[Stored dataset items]
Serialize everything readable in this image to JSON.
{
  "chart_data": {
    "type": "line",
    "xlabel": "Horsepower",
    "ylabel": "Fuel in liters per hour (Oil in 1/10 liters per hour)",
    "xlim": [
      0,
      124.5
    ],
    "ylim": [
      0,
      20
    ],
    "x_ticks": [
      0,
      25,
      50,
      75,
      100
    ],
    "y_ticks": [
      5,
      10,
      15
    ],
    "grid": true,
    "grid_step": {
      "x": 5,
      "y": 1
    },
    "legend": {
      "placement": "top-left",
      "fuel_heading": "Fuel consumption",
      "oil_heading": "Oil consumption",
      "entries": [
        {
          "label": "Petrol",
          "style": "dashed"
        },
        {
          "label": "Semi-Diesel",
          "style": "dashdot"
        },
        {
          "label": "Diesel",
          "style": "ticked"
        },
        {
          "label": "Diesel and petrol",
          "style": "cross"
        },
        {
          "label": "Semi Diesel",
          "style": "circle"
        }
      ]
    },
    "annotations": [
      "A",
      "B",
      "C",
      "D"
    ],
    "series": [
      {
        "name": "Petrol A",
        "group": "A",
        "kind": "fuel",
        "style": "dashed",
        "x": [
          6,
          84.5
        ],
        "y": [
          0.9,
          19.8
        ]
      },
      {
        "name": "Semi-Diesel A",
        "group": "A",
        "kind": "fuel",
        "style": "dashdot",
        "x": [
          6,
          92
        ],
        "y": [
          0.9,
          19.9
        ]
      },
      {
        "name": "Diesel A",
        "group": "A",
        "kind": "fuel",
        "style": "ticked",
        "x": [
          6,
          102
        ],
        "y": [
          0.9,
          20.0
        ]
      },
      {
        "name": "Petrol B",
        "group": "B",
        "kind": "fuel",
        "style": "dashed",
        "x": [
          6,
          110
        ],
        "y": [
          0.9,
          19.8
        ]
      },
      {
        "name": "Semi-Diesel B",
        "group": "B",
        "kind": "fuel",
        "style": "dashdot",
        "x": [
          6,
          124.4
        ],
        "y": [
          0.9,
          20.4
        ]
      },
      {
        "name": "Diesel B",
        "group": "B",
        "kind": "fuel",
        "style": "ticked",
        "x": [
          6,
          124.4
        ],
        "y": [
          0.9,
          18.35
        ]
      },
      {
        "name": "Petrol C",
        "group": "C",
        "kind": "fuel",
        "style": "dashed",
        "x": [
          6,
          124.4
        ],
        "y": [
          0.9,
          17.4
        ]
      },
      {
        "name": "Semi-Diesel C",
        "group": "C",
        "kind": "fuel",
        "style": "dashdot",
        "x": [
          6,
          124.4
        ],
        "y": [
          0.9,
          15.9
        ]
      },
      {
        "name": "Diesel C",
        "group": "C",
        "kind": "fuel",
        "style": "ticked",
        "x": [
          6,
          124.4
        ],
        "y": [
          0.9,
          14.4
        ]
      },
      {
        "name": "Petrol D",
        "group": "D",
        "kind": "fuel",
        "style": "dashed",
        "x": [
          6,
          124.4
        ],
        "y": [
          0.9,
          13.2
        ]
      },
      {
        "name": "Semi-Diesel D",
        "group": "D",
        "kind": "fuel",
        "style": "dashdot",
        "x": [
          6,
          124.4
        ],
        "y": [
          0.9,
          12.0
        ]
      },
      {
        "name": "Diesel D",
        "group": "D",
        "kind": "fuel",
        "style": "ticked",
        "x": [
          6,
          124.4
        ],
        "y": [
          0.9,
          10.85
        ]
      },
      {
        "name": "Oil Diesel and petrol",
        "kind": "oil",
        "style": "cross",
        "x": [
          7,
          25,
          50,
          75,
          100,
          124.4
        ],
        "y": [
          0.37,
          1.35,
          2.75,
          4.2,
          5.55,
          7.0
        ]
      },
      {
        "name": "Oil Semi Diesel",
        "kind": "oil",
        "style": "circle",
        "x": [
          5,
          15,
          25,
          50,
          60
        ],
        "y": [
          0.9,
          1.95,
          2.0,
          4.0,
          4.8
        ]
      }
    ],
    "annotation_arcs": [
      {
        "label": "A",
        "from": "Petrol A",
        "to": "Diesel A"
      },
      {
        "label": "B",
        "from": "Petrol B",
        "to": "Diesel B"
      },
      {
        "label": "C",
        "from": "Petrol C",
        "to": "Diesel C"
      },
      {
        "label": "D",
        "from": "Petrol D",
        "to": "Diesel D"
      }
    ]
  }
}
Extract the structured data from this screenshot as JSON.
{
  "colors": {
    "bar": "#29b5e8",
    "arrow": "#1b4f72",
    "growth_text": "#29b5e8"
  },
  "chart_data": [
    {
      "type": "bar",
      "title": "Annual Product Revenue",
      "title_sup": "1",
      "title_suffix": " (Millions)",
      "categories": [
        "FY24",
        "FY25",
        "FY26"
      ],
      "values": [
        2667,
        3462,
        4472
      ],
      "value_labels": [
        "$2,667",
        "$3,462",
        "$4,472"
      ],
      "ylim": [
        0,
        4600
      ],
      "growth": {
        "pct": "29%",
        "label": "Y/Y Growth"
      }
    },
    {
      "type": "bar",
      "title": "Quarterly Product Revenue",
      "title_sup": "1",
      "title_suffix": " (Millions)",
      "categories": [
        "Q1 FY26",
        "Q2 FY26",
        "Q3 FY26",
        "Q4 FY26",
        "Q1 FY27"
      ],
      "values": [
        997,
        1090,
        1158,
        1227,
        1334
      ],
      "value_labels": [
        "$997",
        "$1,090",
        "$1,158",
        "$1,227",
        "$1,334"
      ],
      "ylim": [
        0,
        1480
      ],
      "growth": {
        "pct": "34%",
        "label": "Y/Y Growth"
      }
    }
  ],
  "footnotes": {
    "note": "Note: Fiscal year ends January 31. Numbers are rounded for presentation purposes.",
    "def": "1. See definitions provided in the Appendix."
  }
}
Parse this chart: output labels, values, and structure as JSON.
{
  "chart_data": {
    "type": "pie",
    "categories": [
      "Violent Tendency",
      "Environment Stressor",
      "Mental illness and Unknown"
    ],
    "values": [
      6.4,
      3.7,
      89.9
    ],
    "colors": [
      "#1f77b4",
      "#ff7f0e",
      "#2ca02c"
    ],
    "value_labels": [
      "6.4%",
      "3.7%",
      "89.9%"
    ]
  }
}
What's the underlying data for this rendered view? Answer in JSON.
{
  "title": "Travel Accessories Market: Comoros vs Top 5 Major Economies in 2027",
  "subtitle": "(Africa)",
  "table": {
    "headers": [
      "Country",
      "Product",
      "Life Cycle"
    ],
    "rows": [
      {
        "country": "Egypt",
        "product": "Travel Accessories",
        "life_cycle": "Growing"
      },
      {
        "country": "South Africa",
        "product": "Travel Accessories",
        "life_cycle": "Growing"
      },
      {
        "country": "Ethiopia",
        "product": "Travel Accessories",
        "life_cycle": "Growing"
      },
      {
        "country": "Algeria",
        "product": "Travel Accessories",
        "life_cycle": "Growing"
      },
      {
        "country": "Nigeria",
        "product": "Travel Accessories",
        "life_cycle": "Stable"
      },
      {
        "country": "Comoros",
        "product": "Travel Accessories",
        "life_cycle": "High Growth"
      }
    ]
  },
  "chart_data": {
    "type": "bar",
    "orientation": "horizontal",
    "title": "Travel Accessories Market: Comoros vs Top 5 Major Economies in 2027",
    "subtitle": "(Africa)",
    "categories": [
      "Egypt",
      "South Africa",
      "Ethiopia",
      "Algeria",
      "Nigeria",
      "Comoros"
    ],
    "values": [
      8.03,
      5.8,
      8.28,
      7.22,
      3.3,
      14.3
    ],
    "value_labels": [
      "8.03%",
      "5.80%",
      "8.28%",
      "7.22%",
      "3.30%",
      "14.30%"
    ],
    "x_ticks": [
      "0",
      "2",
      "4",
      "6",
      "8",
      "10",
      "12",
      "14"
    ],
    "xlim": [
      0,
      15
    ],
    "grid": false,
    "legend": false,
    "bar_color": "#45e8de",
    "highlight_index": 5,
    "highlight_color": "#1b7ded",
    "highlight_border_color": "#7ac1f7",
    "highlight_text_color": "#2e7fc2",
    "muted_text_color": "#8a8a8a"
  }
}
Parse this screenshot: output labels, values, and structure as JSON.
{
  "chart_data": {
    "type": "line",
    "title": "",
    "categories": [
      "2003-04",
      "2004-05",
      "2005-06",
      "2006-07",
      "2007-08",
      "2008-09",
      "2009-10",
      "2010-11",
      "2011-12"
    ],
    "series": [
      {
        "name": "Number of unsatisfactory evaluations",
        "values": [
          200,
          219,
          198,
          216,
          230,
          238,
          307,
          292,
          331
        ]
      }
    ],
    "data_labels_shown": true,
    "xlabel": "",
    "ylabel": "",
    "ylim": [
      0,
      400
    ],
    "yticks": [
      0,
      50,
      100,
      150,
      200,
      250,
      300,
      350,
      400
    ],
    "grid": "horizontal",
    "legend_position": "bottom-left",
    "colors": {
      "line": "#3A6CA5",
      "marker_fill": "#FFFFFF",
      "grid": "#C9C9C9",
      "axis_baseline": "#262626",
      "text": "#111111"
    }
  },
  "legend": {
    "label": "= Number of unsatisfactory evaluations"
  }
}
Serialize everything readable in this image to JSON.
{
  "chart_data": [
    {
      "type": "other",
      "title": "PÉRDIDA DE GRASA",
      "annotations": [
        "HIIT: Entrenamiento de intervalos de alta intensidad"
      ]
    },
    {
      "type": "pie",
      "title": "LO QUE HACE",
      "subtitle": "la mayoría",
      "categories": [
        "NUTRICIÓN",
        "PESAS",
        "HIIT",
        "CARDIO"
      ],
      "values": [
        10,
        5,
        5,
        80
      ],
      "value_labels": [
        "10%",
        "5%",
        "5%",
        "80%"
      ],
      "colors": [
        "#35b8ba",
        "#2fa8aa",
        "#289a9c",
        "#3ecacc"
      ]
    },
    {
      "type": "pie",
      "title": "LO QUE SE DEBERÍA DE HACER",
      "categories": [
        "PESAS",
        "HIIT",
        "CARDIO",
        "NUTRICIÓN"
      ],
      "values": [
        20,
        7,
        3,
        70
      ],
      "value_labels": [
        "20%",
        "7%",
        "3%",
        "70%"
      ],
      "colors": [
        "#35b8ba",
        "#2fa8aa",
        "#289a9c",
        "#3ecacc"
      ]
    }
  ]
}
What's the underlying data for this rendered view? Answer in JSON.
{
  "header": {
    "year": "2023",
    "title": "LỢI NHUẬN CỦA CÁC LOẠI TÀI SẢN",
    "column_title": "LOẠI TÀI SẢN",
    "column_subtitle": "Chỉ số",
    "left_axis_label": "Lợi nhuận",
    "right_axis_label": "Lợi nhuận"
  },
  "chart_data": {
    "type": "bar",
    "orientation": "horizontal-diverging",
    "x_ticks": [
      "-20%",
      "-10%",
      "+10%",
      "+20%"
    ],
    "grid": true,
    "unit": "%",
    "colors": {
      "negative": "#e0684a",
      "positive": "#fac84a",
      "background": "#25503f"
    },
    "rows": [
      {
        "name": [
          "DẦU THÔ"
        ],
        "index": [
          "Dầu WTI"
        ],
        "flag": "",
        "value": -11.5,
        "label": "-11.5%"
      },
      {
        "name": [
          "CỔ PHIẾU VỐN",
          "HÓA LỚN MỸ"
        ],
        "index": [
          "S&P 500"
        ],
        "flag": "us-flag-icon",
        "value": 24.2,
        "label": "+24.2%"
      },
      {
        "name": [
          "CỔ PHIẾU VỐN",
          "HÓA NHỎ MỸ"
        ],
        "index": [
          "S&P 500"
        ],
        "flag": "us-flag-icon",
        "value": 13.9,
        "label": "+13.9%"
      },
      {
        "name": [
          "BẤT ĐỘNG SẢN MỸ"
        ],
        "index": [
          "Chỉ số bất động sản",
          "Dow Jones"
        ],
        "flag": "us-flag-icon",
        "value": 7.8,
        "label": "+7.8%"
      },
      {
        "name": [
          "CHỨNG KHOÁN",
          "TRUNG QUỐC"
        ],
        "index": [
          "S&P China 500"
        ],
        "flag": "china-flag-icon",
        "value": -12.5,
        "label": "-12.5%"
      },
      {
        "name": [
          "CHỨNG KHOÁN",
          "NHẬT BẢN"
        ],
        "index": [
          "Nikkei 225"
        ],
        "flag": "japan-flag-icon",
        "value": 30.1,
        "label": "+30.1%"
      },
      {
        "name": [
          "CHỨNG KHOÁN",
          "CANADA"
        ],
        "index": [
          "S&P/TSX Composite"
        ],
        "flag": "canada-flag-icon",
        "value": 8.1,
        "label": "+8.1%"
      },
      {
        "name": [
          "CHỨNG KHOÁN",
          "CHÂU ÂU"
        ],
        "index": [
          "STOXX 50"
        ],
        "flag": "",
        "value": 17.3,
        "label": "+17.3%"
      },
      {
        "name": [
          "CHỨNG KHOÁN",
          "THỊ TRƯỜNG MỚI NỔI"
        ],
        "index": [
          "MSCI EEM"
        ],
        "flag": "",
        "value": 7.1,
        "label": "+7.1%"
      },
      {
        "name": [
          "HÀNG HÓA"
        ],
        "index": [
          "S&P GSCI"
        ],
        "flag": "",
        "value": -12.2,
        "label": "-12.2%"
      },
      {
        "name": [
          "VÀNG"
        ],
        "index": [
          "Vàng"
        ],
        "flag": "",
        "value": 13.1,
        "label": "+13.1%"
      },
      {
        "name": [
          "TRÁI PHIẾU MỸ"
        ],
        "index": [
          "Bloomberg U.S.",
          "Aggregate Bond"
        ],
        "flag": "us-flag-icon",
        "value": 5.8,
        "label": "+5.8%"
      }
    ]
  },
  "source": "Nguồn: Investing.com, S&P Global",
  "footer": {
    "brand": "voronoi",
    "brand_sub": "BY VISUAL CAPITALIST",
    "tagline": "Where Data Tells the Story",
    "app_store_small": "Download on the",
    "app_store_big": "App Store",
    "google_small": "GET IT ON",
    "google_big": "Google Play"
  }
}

§ **Problem details**: Among the lines of the records above, count those holding the string "from", and report only the number.

§ **Complete output**: 5